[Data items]

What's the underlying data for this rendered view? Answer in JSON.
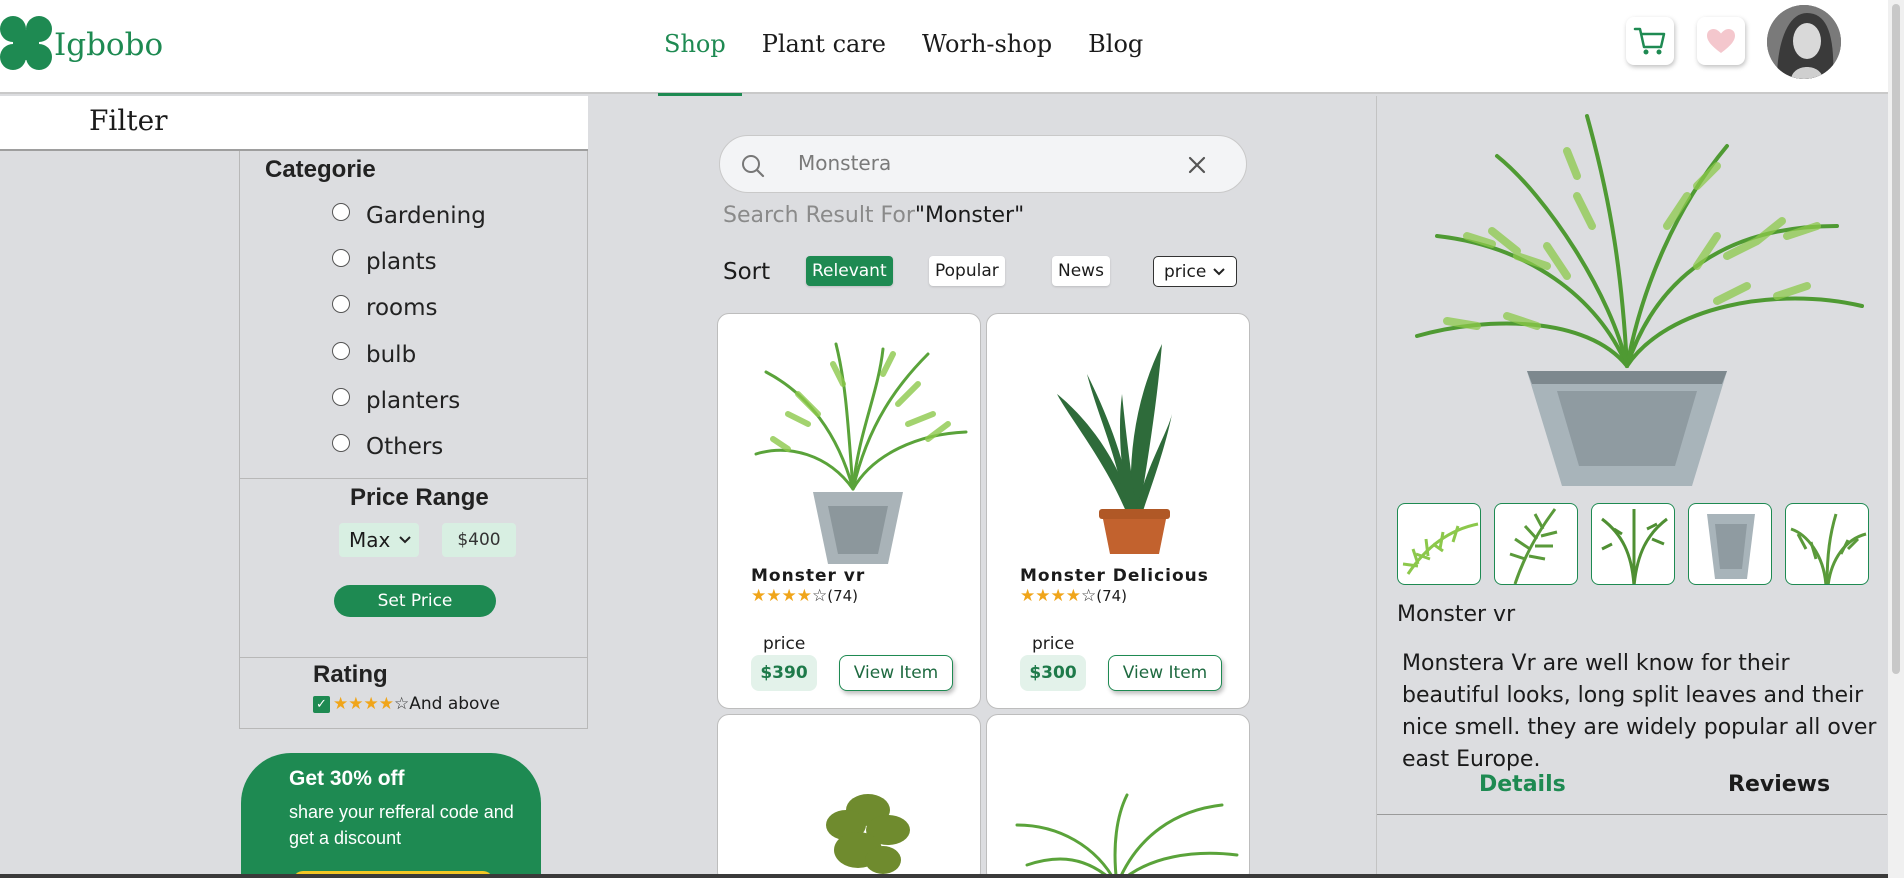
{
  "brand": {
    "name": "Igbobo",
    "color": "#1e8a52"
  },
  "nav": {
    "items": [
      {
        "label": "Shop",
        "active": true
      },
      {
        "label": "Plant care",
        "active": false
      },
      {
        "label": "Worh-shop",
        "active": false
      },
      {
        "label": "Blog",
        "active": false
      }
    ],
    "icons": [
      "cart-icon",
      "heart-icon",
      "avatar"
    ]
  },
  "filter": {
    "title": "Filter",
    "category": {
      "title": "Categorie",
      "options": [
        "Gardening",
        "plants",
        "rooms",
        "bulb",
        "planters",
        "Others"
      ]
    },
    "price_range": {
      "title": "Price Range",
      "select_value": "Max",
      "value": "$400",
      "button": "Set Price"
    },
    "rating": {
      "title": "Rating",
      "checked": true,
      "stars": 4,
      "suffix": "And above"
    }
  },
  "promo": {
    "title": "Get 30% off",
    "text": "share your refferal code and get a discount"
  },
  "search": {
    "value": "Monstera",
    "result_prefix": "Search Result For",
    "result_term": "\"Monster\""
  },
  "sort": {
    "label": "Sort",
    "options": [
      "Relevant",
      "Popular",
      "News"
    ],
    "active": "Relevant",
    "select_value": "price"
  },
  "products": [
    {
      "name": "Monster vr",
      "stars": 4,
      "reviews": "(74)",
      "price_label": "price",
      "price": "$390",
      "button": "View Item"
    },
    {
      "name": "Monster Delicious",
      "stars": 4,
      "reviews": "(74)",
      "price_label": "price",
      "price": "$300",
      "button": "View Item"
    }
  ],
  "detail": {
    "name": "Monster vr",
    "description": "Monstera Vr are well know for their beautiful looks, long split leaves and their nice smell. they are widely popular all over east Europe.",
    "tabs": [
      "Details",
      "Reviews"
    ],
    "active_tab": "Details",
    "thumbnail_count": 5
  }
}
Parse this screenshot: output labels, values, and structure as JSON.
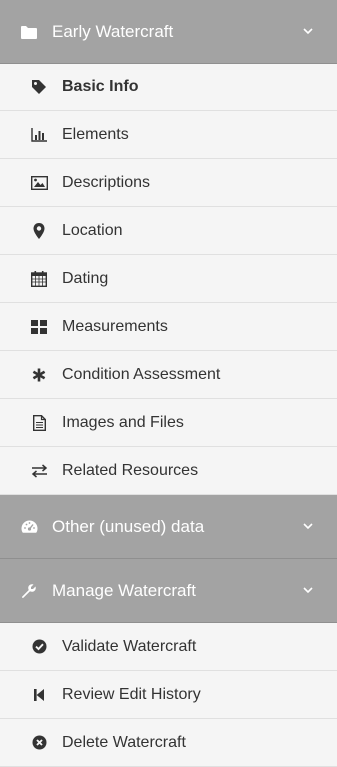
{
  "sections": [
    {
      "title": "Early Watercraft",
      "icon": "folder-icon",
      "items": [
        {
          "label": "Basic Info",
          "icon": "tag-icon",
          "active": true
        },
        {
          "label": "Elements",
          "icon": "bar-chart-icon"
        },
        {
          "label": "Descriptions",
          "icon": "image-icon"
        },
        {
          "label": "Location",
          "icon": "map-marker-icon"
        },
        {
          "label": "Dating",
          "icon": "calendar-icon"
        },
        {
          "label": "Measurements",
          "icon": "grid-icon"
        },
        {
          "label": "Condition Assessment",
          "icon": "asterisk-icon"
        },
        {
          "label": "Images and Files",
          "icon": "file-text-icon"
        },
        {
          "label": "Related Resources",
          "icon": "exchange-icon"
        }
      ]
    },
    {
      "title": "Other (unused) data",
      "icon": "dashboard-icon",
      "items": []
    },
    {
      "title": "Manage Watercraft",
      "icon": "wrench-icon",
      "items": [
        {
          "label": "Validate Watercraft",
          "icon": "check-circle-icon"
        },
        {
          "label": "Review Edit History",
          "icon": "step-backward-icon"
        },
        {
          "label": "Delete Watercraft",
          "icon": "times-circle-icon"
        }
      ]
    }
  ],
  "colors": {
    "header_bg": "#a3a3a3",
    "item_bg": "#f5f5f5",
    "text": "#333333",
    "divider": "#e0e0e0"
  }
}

• THE REQUEST: Pull out every line holding "Monstera" from the records above, and copy it.

• WRITTEN RESPONSE:
    "value": "Monstera",
    "description": "Monstera Vr are well know for their beautiful looks, long split leaves and their nice smell. they are widely popular all over east Europe.",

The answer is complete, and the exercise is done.